» Exercise objective
Copy all the entries word for word, but omit the pictures.

» Listing
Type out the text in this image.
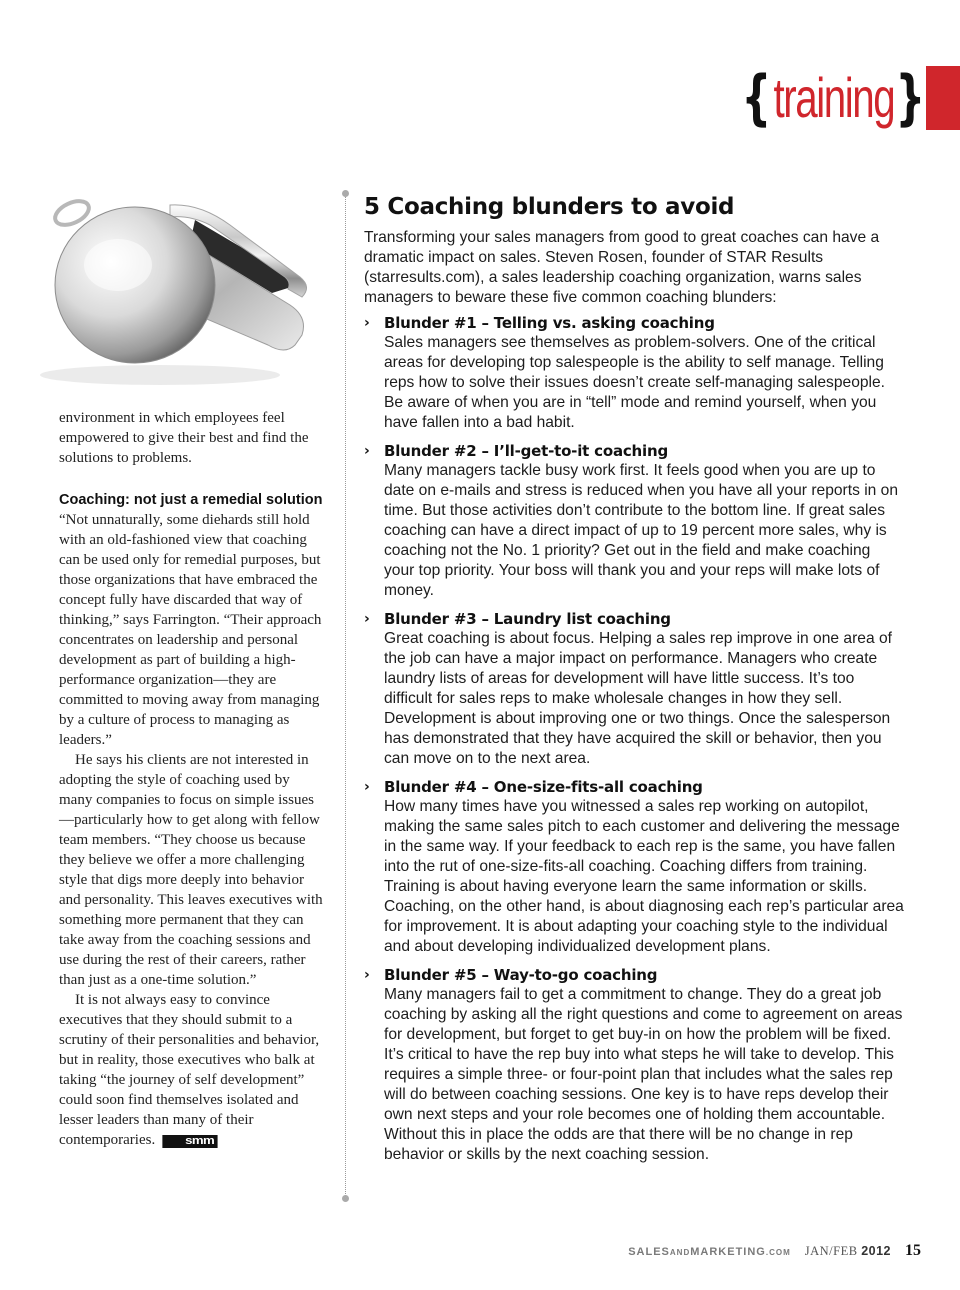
{ training }

environment in which employees feel empowered to give their best and find the solutions to problems.

Coaching: not just a remedial solution

“Not unnaturally, some diehards still hold with an old-fashioned view that coaching can be used only for remedial purposes, but those organizations that have embraced the concept fully have discarded that way of thinking,” says Farrington. “Their approach concentrates on leadership and personal development as part of building a high-performance organization—they are committed to moving away from managing by a culture of process to managing as leaders.”

He says his clients are not interested in adopting the style of coaching used by many companies to focus on simple issues—particularly how to get along with fellow team members. “They choose us because they believe we offer a more challenging style that digs more deeply into behavior and personality. This leaves executives with something more permanent that they can take away from the coaching sessions and use during the rest of their careers, rather than just as a one-time solution.”

It is not always easy to convince executives that they should submit to a scrutiny of their personalities and behavior, but in reality, those executives who balk at taking “the journey of self development” could soon find themselves isolated and lesser leaders than many of their contemporaries.	smm

5 Coaching blunders to avoid

Transforming your sales managers from good to great coaches can have a dramatic impact on sales. Steven Rosen, founder of STAR Results (starresults.com), a sales leadership coaching organization, warns sales managers to beware these five common coaching blunders:

› Blunder #1 – Telling vs. asking coaching

Sales managers see themselves as problem-solvers. One of the critical areas for developing top salespeople is the ability to self manage. Telling reps how to solve their issues doesn’t create self-managing salespeople. Be aware of when you are in “tell” mode and remind yourself, when you have fallen into a bad habit.

› Blunder #2 – I’ll-get-to-it coaching

Many managers tackle busy work first. It feels good when you are up to date on e-mails and stress is reduced when you have all your reports in on time. But those activities don’t contribute to the bottom line. If great sales coaching can have a direct impact of up to 19 percent more sales, why is coaching not the No. 1 priority? Get out in the field and make coaching your top priority. Your boss will thank you and your reps will make lots of money.

› Blunder #3 – Laundry list coaching

Great coaching is about focus. Helping a sales rep improve in one area of the job can have a major impact on performance. Managers who create laundry lists of areas for development will have little success. It’s too difficult for sales reps to make wholesale changes in how they sell. Development is about improving one or two things. Once the salesperson has demonstrated that they have acquired the skill or behavior, then you can move on to the next area.

› Blunder #4 – One-size-fits-all coaching

How many times have you witnessed a sales rep working on autopilot, making the same sales pitch to each customer and delivering the message in the same way. If your feedback to each rep is the same, you have fallen into the rut of one-size-fits-all coaching. Coaching differs from training. Training is about having everyone learn the same information or skills. Coaching, on the other hand, is about diagnosing each rep’s particular area for improvement. It is about adapting your coaching style to the individual and about developing individualized development plans.

› Blunder #5 – Way-to-go coaching

Many managers fail to get a commitment to change. They do a great job coaching by asking all the right questions and come to agreement on areas for development, but forget to get buy-in on how the problem will be fixed. It’s critical to have the rep buy into what steps he will take to develop. This requires a simple three- or four-point plan that includes what the sales rep will do between coaching sessions. One key is to have reps develop their own next steps and your role becomes one of holding them accountable. Without this in place the odds are that there will be no change in rep behavior or skills by the next coaching session.

SALESANDMARKETING.COM JAN/FEB 2012 15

» Answer to the problem
Type out the text in this image.
{ training }

environment in which employees feel empowered to give their best and find the solutions to problems.

Coaching: not just a remedial solution

“Not unnaturally, some diehards still hold with an old-fashioned view that coaching can be used only for remedial purposes, but those organizations that have embraced the concept fully have discarded that way of thinking,” says Farrington. “Their approach concentrates on leadership and personal development as part of building a high-performance organization—they are committed to moving away from managing by a culture of process to managing as leaders.”

He says his clients are not interested in adopting the style of coaching used by many companies to focus on simple issues—particularly how to get along with fellow team members. “They choose us because they believe we offer a more challenging style that digs more deeply into behavior and personality. This leaves executives with something more permanent that they can take away from the coaching sessions and use during the rest of their careers, rather than just as a one-time solution.”

It is not always easy to convince executives that they should submit to a scrutiny of their personalities and behavior, but in reality, those executives who balk at taking “the journey of self development” could soon find themselves isolated and lesser leaders than many of their contemporaries.	smm

5 Coaching blunders to avoid

Transforming your sales managers from good to great coaches can have a dramatic impact on sales. Steven Rosen, founder of STAR Results (starresults.com), a sales leadership coaching organization, warns sales managers to beware these five common coaching blunders:

› Blunder #1 – Telling vs. asking coaching

Sales managers see themselves as problem-solvers. One of the critical areas for developing top salespeople is the ability to self manage. Telling reps how to solve their issues doesn’t create self-managing salespeople. Be aware of when you are in “tell” mode and remind yourself, when you have fallen into a bad habit.

› Blunder #2 – I’ll-get-to-it coaching

Many managers tackle busy work first. It feels good when you are up to date on e-mails and stress is reduced when you have all your reports in on time. But those activities don’t contribute to the bottom line. If great sales coaching can have a direct impact of up to 19 percent more sales, why is coaching not the No. 1 priority? Get out in the field and make coaching your top priority. Your boss will thank you and your reps will make lots of money.

› Blunder #3 – Laundry list coaching

Great coaching is about focus. Helping a sales rep improve in one area of the job can have a major impact on performance. Managers who create laundry lists of areas for development will have little success. It’s too difficult for sales reps to make wholesale changes in how they sell. Development is about improving one or two things. Once the salesperson has demonstrated that they have acquired the skill or behavior, then you can move on to the next area.

› Blunder #4 – One-size-fits-all coaching

How many times have you witnessed a sales rep working on autopilot, making the same sales pitch to each customer and delivering the message in the same way. If your feedback to each rep is the same, you have fallen into the rut of one-size-fits-all coaching. Coaching differs from training. Training is about having everyone learn the same information or skills. Coaching, on the other hand, is about diagnosing each rep’s particular area for improvement. It is about adapting your coaching style to the individual and about developing individualized development plans.

› Blunder #5 – Way-to-go coaching

Many managers fail to get a commitment to change. They do a great job coaching by asking all the right questions and come to agreement on areas for development, but forget to get buy-in on how the problem will be fixed. It’s critical to have the rep buy into what steps he will take to develop. This requires a simple three- or four-point plan that includes what the sales rep will do between coaching sessions. One key is to have reps develop their own next steps and your role becomes one of holding them accountable. Without this in place the odds are that there will be no change in rep behavior or skills by the next coaching session.

SALESANDMARKETING.COM JAN/FEB 2012 15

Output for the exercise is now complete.